### Exercise objective
Quote the records beneath, complete and exact. Leave out images.

### Source data

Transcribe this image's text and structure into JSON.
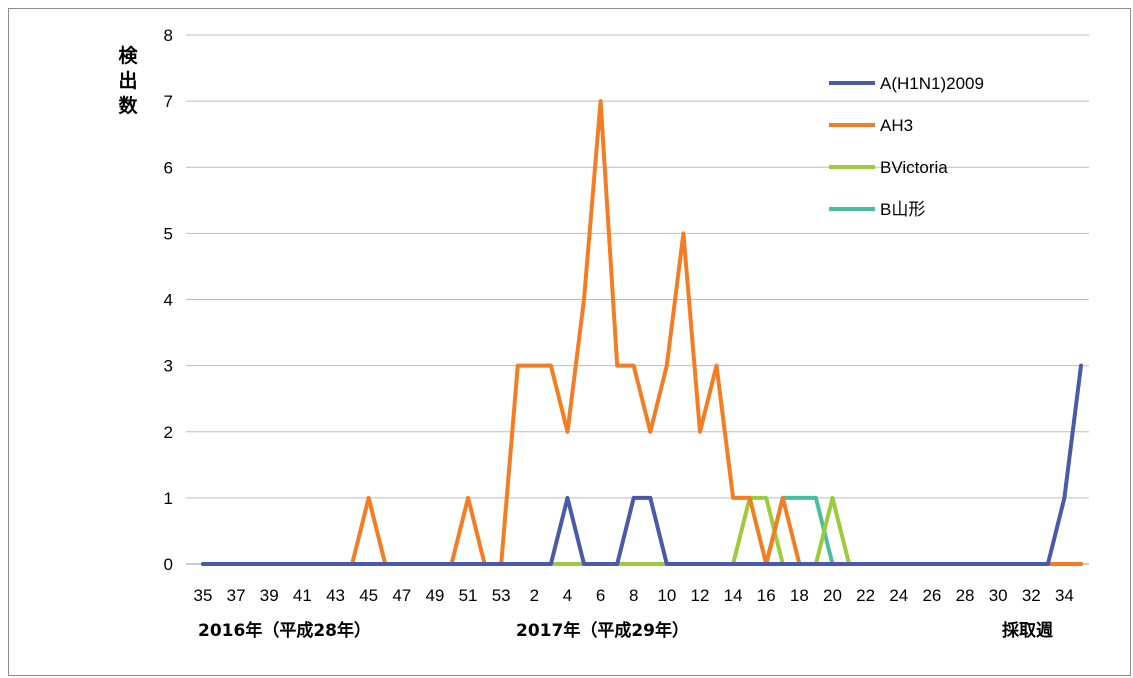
{
  "chart_data": {
    "type": "line",
    "ylabel": "検出数",
    "xlabel": "採取週",
    "ylim": [
      0,
      8
    ],
    "yticks": [
      0,
      1,
      2,
      3,
      4,
      5,
      6,
      7,
      8
    ],
    "grid": "horizontal",
    "legend_position": "top-right",
    "year_labels": [
      "2016年（平成28年）",
      "2017年（平成29年）"
    ],
    "x": [
      35,
      36,
      37,
      38,
      39,
      40,
      41,
      42,
      43,
      44,
      45,
      46,
      47,
      48,
      49,
      50,
      51,
      52,
      53,
      1,
      2,
      3,
      4,
      5,
      6,
      7,
      8,
      9,
      10,
      11,
      12,
      13,
      14,
      15,
      16,
      17,
      18,
      19,
      20,
      21,
      22,
      23,
      24,
      25,
      26,
      27,
      28,
      29,
      30,
      31,
      32,
      33,
      34,
      35
    ],
    "x_tick_labels": [
      "35",
      "37",
      "39",
      "41",
      "43",
      "45",
      "47",
      "49",
      "51",
      "53",
      "2",
      "4",
      "6",
      "8",
      "10",
      "12",
      "14",
      "16",
      "18",
      "20",
      "22",
      "24",
      "26",
      "28",
      "30",
      "32",
      "34"
    ],
    "series": [
      {
        "name": "A(H1N1)2009",
        "color": "#4a5aa8",
        "values": [
          0,
          0,
          0,
          0,
          0,
          0,
          0,
          0,
          0,
          0,
          0,
          0,
          0,
          0,
          0,
          0,
          0,
          0,
          0,
          0,
          0,
          0,
          1,
          0,
          0,
          0,
          1,
          1,
          0,
          0,
          0,
          0,
          0,
          0,
          0,
          0,
          0,
          0,
          0,
          0,
          0,
          0,
          0,
          0,
          0,
          0,
          0,
          0,
          0,
          0,
          0,
          0,
          1,
          3
        ]
      },
      {
        "name": "AH3",
        "color": "#f47d24",
        "values": [
          0,
          0,
          0,
          0,
          0,
          0,
          0,
          0,
          0,
          0,
          1,
          0,
          0,
          0,
          0,
          0,
          1,
          0,
          0,
          3,
          3,
          3,
          2,
          4,
          7,
          3,
          3,
          2,
          3,
          5,
          2,
          3,
          1,
          1,
          0,
          1,
          0,
          0,
          0,
          0,
          0,
          0,
          0,
          0,
          0,
          0,
          0,
          0,
          0,
          0,
          0,
          0,
          0,
          0
        ]
      },
      {
        "name": "BVictoria",
        "color": "#9ccb3b",
        "values": [
          0,
          0,
          0,
          0,
          0,
          0,
          0,
          0,
          0,
          0,
          0,
          0,
          0,
          0,
          0,
          0,
          0,
          0,
          0,
          0,
          0,
          0,
          0,
          0,
          0,
          0,
          0,
          0,
          0,
          0,
          0,
          0,
          0,
          1,
          1,
          0,
          0,
          0,
          1,
          0,
          0,
          0,
          0,
          0,
          0,
          0,
          0,
          0,
          0,
          0,
          0,
          0,
          0,
          0
        ]
      },
      {
        "name": "B山形",
        "color": "#4bbca0",
        "values": [
          0,
          0,
          0,
          0,
          0,
          0,
          0,
          0,
          0,
          0,
          0,
          0,
          0,
          0,
          0,
          0,
          0,
          0,
          0,
          0,
          0,
          0,
          0,
          0,
          0,
          0,
          0,
          0,
          0,
          0,
          0,
          0,
          0,
          0,
          0,
          1,
          1,
          1,
          0,
          0,
          0,
          0,
          0,
          0,
          0,
          0,
          0,
          0,
          0,
          0,
          0,
          0,
          0,
          0
        ]
      }
    ]
  }
}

### Finished task
Transcribe this image's text and structure into JSON.
{
  "chart_data": {
    "type": "line",
    "ylabel": "検出数",
    "xlabel": "採取週",
    "ylim": [
      0,
      8
    ],
    "yticks": [
      0,
      1,
      2,
      3,
      4,
      5,
      6,
      7,
      8
    ],
    "grid": "horizontal",
    "legend_position": "top-right",
    "year_labels": [
      "2016年（平成28年）",
      "2017年（平成29年）"
    ],
    "x": [
      35,
      36,
      37,
      38,
      39,
      40,
      41,
      42,
      43,
      44,
      45,
      46,
      47,
      48,
      49,
      50,
      51,
      52,
      53,
      1,
      2,
      3,
      4,
      5,
      6,
      7,
      8,
      9,
      10,
      11,
      12,
      13,
      14,
      15,
      16,
      17,
      18,
      19,
      20,
      21,
      22,
      23,
      24,
      25,
      26,
      27,
      28,
      29,
      30,
      31,
      32,
      33,
      34,
      35
    ],
    "x_tick_labels": [
      "35",
      "37",
      "39",
      "41",
      "43",
      "45",
      "47",
      "49",
      "51",
      "53",
      "2",
      "4",
      "6",
      "8",
      "10",
      "12",
      "14",
      "16",
      "18",
      "20",
      "22",
      "24",
      "26",
      "28",
      "30",
      "32",
      "34"
    ],
    "series": [
      {
        "name": "A(H1N1)2009",
        "color": "#4a5aa8",
        "values": [
          0,
          0,
          0,
          0,
          0,
          0,
          0,
          0,
          0,
          0,
          0,
          0,
          0,
          0,
          0,
          0,
          0,
          0,
          0,
          0,
          0,
          0,
          1,
          0,
          0,
          0,
          1,
          1,
          0,
          0,
          0,
          0,
          0,
          0,
          0,
          0,
          0,
          0,
          0,
          0,
          0,
          0,
          0,
          0,
          0,
          0,
          0,
          0,
          0,
          0,
          0,
          0,
          1,
          3
        ]
      },
      {
        "name": "AH3",
        "color": "#f47d24",
        "values": [
          0,
          0,
          0,
          0,
          0,
          0,
          0,
          0,
          0,
          0,
          1,
          0,
          0,
          0,
          0,
          0,
          1,
          0,
          0,
          3,
          3,
          3,
          2,
          4,
          7,
          3,
          3,
          2,
          3,
          5,
          2,
          3,
          1,
          1,
          0,
          1,
          0,
          0,
          0,
          0,
          0,
          0,
          0,
          0,
          0,
          0,
          0,
          0,
          0,
          0,
          0,
          0,
          0,
          0
        ]
      },
      {
        "name": "BVictoria",
        "color": "#9ccb3b",
        "values": [
          0,
          0,
          0,
          0,
          0,
          0,
          0,
          0,
          0,
          0,
          0,
          0,
          0,
          0,
          0,
          0,
          0,
          0,
          0,
          0,
          0,
          0,
          0,
          0,
          0,
          0,
          0,
          0,
          0,
          0,
          0,
          0,
          0,
          1,
          1,
          0,
          0,
          0,
          1,
          0,
          0,
          0,
          0,
          0,
          0,
          0,
          0,
          0,
          0,
          0,
          0,
          0,
          0,
          0
        ]
      },
      {
        "name": "B山形",
        "color": "#4bbca0",
        "values": [
          0,
          0,
          0,
          0,
          0,
          0,
          0,
          0,
          0,
          0,
          0,
          0,
          0,
          0,
          0,
          0,
          0,
          0,
          0,
          0,
          0,
          0,
          0,
          0,
          0,
          0,
          0,
          0,
          0,
          0,
          0,
          0,
          0,
          0,
          0,
          1,
          1,
          1,
          0,
          0,
          0,
          0,
          0,
          0,
          0,
          0,
          0,
          0,
          0,
          0,
          0,
          0,
          0,
          0
        ]
      }
    ]
  }
}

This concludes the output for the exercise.